Stored data:
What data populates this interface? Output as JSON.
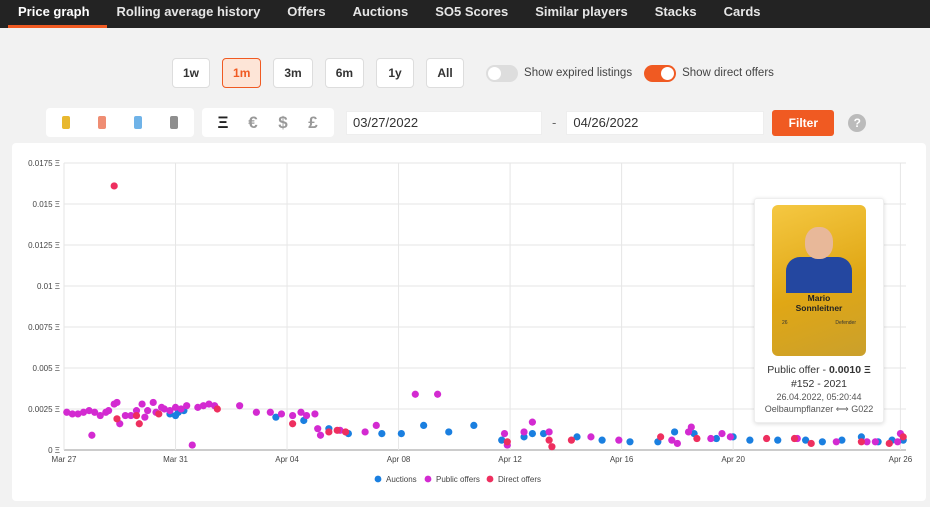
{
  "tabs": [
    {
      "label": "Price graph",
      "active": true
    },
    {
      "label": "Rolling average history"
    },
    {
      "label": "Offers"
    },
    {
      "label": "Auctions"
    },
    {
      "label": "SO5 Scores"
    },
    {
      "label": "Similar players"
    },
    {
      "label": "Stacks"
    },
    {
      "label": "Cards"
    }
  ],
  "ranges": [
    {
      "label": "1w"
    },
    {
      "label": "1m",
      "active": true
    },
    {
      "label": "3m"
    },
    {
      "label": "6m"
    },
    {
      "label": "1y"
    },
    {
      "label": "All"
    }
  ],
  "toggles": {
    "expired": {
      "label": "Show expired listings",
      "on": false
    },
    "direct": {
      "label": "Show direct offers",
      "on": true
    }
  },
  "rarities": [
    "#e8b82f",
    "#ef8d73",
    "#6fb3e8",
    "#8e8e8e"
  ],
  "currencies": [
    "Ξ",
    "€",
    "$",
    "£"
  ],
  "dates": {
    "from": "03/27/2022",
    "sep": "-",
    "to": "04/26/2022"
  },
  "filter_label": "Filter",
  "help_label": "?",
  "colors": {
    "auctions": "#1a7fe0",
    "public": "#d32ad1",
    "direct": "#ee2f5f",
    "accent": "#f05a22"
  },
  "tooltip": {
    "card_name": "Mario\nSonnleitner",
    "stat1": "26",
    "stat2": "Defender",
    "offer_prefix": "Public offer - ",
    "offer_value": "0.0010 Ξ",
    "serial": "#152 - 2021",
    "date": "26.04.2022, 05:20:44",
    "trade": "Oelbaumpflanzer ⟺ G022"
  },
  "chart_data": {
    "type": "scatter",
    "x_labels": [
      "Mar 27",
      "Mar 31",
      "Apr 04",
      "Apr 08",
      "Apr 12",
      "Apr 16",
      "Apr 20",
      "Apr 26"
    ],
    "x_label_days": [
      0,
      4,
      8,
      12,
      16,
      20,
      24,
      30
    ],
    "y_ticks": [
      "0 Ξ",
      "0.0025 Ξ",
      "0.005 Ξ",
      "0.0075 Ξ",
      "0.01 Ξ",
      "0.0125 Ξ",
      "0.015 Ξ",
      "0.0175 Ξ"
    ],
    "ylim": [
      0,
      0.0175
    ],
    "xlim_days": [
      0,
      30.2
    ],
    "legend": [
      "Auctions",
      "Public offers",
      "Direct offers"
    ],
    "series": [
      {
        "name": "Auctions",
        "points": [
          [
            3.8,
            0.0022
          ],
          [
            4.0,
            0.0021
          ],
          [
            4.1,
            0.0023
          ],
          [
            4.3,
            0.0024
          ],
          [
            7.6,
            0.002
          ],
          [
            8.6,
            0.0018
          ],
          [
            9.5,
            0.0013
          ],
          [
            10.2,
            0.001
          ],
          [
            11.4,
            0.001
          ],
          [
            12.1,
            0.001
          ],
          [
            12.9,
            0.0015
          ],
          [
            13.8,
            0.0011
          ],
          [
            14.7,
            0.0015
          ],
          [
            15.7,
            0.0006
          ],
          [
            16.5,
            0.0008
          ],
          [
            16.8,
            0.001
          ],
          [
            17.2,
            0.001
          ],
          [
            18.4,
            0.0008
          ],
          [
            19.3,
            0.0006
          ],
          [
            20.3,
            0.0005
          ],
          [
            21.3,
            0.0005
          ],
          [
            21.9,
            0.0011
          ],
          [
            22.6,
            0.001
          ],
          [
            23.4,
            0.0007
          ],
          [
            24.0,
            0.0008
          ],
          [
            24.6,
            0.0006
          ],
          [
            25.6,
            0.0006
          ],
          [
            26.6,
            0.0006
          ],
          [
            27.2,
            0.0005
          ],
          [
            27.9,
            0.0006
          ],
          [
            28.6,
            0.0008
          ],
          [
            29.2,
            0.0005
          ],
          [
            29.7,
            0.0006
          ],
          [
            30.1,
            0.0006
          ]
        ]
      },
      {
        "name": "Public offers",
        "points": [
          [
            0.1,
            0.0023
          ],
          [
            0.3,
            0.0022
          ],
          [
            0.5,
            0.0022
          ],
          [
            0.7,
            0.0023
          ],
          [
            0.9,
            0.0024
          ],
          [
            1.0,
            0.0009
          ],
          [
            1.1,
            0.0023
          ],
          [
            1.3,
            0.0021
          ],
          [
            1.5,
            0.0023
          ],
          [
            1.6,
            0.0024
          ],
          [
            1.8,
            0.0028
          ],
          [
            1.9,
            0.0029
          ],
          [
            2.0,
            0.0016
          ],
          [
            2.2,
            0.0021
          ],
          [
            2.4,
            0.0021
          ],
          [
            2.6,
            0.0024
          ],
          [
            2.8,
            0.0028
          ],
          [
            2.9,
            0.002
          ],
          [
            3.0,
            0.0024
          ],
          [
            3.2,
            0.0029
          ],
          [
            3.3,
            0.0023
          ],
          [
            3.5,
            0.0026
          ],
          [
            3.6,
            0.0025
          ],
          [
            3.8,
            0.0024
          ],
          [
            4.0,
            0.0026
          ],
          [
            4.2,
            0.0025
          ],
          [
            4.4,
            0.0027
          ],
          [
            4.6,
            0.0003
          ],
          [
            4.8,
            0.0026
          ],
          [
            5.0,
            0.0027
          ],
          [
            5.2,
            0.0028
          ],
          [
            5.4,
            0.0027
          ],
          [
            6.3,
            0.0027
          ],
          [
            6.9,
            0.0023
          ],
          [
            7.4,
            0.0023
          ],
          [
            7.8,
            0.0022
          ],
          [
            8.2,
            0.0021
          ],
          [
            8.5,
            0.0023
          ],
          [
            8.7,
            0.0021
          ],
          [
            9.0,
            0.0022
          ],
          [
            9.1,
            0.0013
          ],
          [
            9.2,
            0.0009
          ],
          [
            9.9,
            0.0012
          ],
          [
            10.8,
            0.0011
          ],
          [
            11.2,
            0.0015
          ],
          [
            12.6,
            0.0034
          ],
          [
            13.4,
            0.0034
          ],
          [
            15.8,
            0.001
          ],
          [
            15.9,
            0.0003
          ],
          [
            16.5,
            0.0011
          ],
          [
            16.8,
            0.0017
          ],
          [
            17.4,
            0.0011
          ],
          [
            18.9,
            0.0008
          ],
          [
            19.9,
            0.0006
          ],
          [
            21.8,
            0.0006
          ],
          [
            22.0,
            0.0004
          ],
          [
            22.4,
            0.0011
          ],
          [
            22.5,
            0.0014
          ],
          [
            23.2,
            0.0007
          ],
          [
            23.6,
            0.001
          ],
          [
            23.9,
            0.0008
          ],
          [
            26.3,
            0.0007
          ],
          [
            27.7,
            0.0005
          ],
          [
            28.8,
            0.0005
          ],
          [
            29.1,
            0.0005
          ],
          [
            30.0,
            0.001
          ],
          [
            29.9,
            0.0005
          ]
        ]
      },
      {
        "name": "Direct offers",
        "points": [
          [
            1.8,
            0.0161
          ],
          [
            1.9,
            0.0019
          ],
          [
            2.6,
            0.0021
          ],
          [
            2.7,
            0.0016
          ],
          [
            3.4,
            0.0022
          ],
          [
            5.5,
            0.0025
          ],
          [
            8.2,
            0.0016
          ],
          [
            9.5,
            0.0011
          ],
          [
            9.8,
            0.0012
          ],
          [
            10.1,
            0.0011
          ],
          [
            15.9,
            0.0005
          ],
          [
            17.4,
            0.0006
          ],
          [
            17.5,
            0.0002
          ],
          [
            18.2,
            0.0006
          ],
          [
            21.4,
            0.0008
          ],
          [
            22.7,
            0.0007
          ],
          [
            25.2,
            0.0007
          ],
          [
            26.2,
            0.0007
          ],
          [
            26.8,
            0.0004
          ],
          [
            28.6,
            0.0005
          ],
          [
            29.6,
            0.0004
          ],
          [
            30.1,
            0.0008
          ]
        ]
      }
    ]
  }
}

* [EXERCISE DESCRIPTION]: Set down the material above as is, without any pictures.

* [SOLUTION TO THIS TASK]:
What data populates this interface? Output as JSON.
{
  "tabs": [
    {
      "label": "Price graph",
      "active": true
    },
    {
      "label": "Rolling average history"
    },
    {
      "label": "Offers"
    },
    {
      "label": "Auctions"
    },
    {
      "label": "SO5 Scores"
    },
    {
      "label": "Similar players"
    },
    {
      "label": "Stacks"
    },
    {
      "label": "Cards"
    }
  ],
  "ranges": [
    {
      "label": "1w"
    },
    {
      "label": "1m",
      "active": true
    },
    {
      "label": "3m"
    },
    {
      "label": "6m"
    },
    {
      "label": "1y"
    },
    {
      "label": "All"
    }
  ],
  "toggles": {
    "expired": {
      "label": "Show expired listings",
      "on": false
    },
    "direct": {
      "label": "Show direct offers",
      "on": true
    }
  },
  "rarities": [
    "#e8b82f",
    "#ef8d73",
    "#6fb3e8",
    "#8e8e8e"
  ],
  "currencies": [
    "Ξ",
    "€",
    "$",
    "£"
  ],
  "dates": {
    "from": "03/27/2022",
    "sep": "-",
    "to": "04/26/2022"
  },
  "filter_label": "Filter",
  "help_label": "?",
  "colors": {
    "auctions": "#1a7fe0",
    "public": "#d32ad1",
    "direct": "#ee2f5f",
    "accent": "#f05a22"
  },
  "tooltip": {
    "card_name": "Mario\nSonnleitner",
    "stat1": "26",
    "stat2": "Defender",
    "offer_prefix": "Public offer - ",
    "offer_value": "0.0010 Ξ",
    "serial": "#152 - 2021",
    "date": "26.04.2022, 05:20:44",
    "trade": "Oelbaumpflanzer ⟺ G022"
  },
  "chart_data": {
    "type": "scatter",
    "x_labels": [
      "Mar 27",
      "Mar 31",
      "Apr 04",
      "Apr 08",
      "Apr 12",
      "Apr 16",
      "Apr 20",
      "Apr 26"
    ],
    "x_label_days": [
      0,
      4,
      8,
      12,
      16,
      20,
      24,
      30
    ],
    "y_ticks": [
      "0 Ξ",
      "0.0025 Ξ",
      "0.005 Ξ",
      "0.0075 Ξ",
      "0.01 Ξ",
      "0.0125 Ξ",
      "0.015 Ξ",
      "0.0175 Ξ"
    ],
    "ylim": [
      0,
      0.0175
    ],
    "xlim_days": [
      0,
      30.2
    ],
    "legend": [
      "Auctions",
      "Public offers",
      "Direct offers"
    ],
    "series": [
      {
        "name": "Auctions",
        "points": [
          [
            3.8,
            0.0022
          ],
          [
            4.0,
            0.0021
          ],
          [
            4.1,
            0.0023
          ],
          [
            4.3,
            0.0024
          ],
          [
            7.6,
            0.002
          ],
          [
            8.6,
            0.0018
          ],
          [
            9.5,
            0.0013
          ],
          [
            10.2,
            0.001
          ],
          [
            11.4,
            0.001
          ],
          [
            12.1,
            0.001
          ],
          [
            12.9,
            0.0015
          ],
          [
            13.8,
            0.0011
          ],
          [
            14.7,
            0.0015
          ],
          [
            15.7,
            0.0006
          ],
          [
            16.5,
            0.0008
          ],
          [
            16.8,
            0.001
          ],
          [
            17.2,
            0.001
          ],
          [
            18.4,
            0.0008
          ],
          [
            19.3,
            0.0006
          ],
          [
            20.3,
            0.0005
          ],
          [
            21.3,
            0.0005
          ],
          [
            21.9,
            0.0011
          ],
          [
            22.6,
            0.001
          ],
          [
            23.4,
            0.0007
          ],
          [
            24.0,
            0.0008
          ],
          [
            24.6,
            0.0006
          ],
          [
            25.6,
            0.0006
          ],
          [
            26.6,
            0.0006
          ],
          [
            27.2,
            0.0005
          ],
          [
            27.9,
            0.0006
          ],
          [
            28.6,
            0.0008
          ],
          [
            29.2,
            0.0005
          ],
          [
            29.7,
            0.0006
          ],
          [
            30.1,
            0.0006
          ]
        ]
      },
      {
        "name": "Public offers",
        "points": [
          [
            0.1,
            0.0023
          ],
          [
            0.3,
            0.0022
          ],
          [
            0.5,
            0.0022
          ],
          [
            0.7,
            0.0023
          ],
          [
            0.9,
            0.0024
          ],
          [
            1.0,
            0.0009
          ],
          [
            1.1,
            0.0023
          ],
          [
            1.3,
            0.0021
          ],
          [
            1.5,
            0.0023
          ],
          [
            1.6,
            0.0024
          ],
          [
            1.8,
            0.0028
          ],
          [
            1.9,
            0.0029
          ],
          [
            2.0,
            0.0016
          ],
          [
            2.2,
            0.0021
          ],
          [
            2.4,
            0.0021
          ],
          [
            2.6,
            0.0024
          ],
          [
            2.8,
            0.0028
          ],
          [
            2.9,
            0.002
          ],
          [
            3.0,
            0.0024
          ],
          [
            3.2,
            0.0029
          ],
          [
            3.3,
            0.0023
          ],
          [
            3.5,
            0.0026
          ],
          [
            3.6,
            0.0025
          ],
          [
            3.8,
            0.0024
          ],
          [
            4.0,
            0.0026
          ],
          [
            4.2,
            0.0025
          ],
          [
            4.4,
            0.0027
          ],
          [
            4.6,
            0.0003
          ],
          [
            4.8,
            0.0026
          ],
          [
            5.0,
            0.0027
          ],
          [
            5.2,
            0.0028
          ],
          [
            5.4,
            0.0027
          ],
          [
            6.3,
            0.0027
          ],
          [
            6.9,
            0.0023
          ],
          [
            7.4,
            0.0023
          ],
          [
            7.8,
            0.0022
          ],
          [
            8.2,
            0.0021
          ],
          [
            8.5,
            0.0023
          ],
          [
            8.7,
            0.0021
          ],
          [
            9.0,
            0.0022
          ],
          [
            9.1,
            0.0013
          ],
          [
            9.2,
            0.0009
          ],
          [
            9.9,
            0.0012
          ],
          [
            10.8,
            0.0011
          ],
          [
            11.2,
            0.0015
          ],
          [
            12.6,
            0.0034
          ],
          [
            13.4,
            0.0034
          ],
          [
            15.8,
            0.001
          ],
          [
            15.9,
            0.0003
          ],
          [
            16.5,
            0.0011
          ],
          [
            16.8,
            0.0017
          ],
          [
            17.4,
            0.0011
          ],
          [
            18.9,
            0.0008
          ],
          [
            19.9,
            0.0006
          ],
          [
            21.8,
            0.0006
          ],
          [
            22.0,
            0.0004
          ],
          [
            22.4,
            0.0011
          ],
          [
            22.5,
            0.0014
          ],
          [
            23.2,
            0.0007
          ],
          [
            23.6,
            0.001
          ],
          [
            23.9,
            0.0008
          ],
          [
            26.3,
            0.0007
          ],
          [
            27.7,
            0.0005
          ],
          [
            28.8,
            0.0005
          ],
          [
            29.1,
            0.0005
          ],
          [
            30.0,
            0.001
          ],
          [
            29.9,
            0.0005
          ]
        ]
      },
      {
        "name": "Direct offers",
        "points": [
          [
            1.8,
            0.0161
          ],
          [
            1.9,
            0.0019
          ],
          [
            2.6,
            0.0021
          ],
          [
            2.7,
            0.0016
          ],
          [
            3.4,
            0.0022
          ],
          [
            5.5,
            0.0025
          ],
          [
            8.2,
            0.0016
          ],
          [
            9.5,
            0.0011
          ],
          [
            9.8,
            0.0012
          ],
          [
            10.1,
            0.0011
          ],
          [
            15.9,
            0.0005
          ],
          [
            17.4,
            0.0006
          ],
          [
            17.5,
            0.0002
          ],
          [
            18.2,
            0.0006
          ],
          [
            21.4,
            0.0008
          ],
          [
            22.7,
            0.0007
          ],
          [
            25.2,
            0.0007
          ],
          [
            26.2,
            0.0007
          ],
          [
            26.8,
            0.0004
          ],
          [
            28.6,
            0.0005
          ],
          [
            29.6,
            0.0004
          ],
          [
            30.1,
            0.0008
          ]
        ]
      }
    ]
  }
}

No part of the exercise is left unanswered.